**Provided data:**
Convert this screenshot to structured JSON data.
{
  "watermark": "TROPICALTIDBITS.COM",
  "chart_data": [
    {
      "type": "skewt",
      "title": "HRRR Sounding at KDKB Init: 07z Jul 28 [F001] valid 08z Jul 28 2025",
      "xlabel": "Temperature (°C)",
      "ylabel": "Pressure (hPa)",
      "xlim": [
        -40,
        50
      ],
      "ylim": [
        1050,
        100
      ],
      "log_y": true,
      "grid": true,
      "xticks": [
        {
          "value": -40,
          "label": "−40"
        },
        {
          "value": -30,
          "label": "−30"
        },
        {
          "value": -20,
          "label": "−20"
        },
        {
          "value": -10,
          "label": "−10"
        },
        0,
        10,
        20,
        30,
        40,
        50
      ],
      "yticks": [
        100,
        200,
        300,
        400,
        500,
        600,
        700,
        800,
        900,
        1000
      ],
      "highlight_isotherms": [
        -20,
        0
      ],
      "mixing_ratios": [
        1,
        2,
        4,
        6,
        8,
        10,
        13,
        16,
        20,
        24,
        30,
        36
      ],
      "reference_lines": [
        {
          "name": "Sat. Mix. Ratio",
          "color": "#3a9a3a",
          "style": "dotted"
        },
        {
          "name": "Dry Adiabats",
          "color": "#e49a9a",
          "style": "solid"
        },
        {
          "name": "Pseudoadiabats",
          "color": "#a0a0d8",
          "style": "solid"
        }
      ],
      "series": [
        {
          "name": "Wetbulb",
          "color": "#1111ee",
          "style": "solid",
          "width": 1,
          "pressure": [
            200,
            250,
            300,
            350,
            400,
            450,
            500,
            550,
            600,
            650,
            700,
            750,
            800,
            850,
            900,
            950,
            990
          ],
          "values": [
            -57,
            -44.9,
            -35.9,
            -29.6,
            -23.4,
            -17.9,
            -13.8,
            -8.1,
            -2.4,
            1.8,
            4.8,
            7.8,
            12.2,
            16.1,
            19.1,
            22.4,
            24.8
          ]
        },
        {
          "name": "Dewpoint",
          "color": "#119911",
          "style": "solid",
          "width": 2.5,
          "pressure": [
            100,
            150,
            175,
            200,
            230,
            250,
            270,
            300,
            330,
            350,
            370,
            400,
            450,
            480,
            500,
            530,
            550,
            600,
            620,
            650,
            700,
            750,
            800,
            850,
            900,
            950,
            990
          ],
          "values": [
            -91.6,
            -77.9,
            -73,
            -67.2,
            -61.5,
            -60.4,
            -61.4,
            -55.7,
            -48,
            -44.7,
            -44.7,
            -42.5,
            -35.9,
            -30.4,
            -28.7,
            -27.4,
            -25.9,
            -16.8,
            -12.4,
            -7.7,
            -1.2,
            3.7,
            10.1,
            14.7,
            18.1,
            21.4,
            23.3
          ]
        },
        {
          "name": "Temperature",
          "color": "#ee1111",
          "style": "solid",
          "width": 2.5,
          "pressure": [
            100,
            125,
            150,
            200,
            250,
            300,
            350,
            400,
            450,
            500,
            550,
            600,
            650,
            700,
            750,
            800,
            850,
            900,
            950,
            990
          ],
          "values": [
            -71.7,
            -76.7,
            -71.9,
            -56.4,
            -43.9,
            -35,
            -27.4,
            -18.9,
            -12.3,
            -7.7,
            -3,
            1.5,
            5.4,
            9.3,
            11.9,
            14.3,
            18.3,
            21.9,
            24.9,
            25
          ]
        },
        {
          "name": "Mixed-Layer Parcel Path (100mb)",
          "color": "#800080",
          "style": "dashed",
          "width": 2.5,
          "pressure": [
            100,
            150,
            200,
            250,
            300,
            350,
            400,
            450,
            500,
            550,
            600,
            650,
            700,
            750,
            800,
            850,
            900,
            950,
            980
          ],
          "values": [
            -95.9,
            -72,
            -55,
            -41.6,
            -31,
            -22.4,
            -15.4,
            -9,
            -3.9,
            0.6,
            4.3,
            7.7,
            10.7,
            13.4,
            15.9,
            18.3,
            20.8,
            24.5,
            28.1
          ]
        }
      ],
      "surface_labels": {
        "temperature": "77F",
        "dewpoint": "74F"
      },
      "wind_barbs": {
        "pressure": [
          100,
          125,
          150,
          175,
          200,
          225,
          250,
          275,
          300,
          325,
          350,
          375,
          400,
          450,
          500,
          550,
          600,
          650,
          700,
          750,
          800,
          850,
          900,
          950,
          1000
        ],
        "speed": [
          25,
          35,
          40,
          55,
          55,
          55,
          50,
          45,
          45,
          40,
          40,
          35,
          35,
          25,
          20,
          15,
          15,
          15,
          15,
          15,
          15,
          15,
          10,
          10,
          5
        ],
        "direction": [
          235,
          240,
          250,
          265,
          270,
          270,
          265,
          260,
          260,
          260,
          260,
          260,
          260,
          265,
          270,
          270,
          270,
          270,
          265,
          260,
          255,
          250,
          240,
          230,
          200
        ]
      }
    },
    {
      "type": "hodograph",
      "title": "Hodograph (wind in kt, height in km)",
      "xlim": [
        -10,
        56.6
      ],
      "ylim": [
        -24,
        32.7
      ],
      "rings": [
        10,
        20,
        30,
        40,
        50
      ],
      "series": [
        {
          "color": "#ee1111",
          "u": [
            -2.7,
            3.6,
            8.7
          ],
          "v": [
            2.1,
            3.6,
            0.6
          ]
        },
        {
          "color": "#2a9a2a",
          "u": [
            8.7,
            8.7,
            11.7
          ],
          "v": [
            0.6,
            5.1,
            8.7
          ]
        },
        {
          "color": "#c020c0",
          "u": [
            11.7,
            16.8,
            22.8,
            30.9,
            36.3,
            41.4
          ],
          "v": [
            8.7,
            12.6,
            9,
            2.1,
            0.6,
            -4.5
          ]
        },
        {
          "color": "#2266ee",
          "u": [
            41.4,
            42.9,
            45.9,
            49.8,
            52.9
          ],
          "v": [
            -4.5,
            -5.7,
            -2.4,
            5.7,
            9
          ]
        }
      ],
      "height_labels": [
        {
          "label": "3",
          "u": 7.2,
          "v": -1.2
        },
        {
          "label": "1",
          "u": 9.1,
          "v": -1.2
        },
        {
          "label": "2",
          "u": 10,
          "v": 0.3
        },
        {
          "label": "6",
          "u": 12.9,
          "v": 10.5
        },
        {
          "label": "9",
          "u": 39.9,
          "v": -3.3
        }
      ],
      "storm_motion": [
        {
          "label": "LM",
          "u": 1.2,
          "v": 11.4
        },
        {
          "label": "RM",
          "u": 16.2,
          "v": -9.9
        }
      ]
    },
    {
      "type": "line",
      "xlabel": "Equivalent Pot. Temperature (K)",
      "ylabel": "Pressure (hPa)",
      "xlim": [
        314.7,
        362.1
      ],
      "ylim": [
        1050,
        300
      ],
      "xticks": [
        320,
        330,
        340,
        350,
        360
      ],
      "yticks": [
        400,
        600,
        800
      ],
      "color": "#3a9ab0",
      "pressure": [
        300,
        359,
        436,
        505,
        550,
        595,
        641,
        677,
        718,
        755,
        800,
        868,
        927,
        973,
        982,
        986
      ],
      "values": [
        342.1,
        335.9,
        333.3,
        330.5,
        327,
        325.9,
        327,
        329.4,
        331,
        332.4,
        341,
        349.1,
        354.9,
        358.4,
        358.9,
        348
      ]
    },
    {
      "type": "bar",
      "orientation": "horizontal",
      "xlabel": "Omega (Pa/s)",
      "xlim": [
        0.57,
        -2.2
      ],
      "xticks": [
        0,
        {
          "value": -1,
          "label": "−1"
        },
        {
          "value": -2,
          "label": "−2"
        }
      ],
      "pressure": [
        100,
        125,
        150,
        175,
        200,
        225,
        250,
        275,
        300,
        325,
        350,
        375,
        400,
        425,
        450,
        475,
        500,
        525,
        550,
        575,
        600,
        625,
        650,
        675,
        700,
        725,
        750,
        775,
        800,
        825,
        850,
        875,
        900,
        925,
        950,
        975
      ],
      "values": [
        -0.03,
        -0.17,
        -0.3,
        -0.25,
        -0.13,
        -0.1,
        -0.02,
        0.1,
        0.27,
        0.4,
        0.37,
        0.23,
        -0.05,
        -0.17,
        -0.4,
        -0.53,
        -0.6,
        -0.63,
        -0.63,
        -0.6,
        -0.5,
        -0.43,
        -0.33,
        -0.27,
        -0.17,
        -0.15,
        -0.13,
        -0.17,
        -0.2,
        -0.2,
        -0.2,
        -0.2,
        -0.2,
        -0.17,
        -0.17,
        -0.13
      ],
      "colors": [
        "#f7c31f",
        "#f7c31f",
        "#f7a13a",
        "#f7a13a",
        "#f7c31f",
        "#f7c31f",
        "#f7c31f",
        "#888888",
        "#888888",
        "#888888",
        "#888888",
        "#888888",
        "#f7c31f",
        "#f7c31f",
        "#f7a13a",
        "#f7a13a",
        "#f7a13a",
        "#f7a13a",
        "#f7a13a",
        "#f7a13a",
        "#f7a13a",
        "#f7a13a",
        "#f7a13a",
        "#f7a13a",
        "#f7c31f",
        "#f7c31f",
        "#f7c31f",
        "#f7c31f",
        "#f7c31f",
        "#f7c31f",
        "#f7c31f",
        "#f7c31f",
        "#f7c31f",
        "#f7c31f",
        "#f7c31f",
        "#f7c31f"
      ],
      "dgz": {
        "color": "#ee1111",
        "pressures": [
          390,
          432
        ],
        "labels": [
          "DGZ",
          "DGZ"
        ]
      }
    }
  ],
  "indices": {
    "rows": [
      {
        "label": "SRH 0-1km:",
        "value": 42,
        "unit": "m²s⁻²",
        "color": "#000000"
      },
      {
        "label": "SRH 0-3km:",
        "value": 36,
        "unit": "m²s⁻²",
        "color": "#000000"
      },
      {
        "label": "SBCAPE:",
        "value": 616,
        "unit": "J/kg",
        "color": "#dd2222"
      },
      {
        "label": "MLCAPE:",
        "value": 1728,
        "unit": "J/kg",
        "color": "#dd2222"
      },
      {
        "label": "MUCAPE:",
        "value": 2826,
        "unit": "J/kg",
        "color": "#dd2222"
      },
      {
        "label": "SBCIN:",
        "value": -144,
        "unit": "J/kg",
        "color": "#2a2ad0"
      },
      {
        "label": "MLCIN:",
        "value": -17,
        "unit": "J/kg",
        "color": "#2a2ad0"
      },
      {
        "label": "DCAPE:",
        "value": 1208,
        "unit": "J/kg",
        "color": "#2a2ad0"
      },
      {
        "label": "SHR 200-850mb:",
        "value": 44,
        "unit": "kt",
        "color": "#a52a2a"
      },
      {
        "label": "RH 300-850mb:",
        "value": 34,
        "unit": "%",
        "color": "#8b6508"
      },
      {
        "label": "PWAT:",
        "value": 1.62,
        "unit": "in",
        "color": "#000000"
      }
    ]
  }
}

**What the task requires:** Some lines of the data may hold the word "title". Say how many do, with nothing else.

**Solution:** 2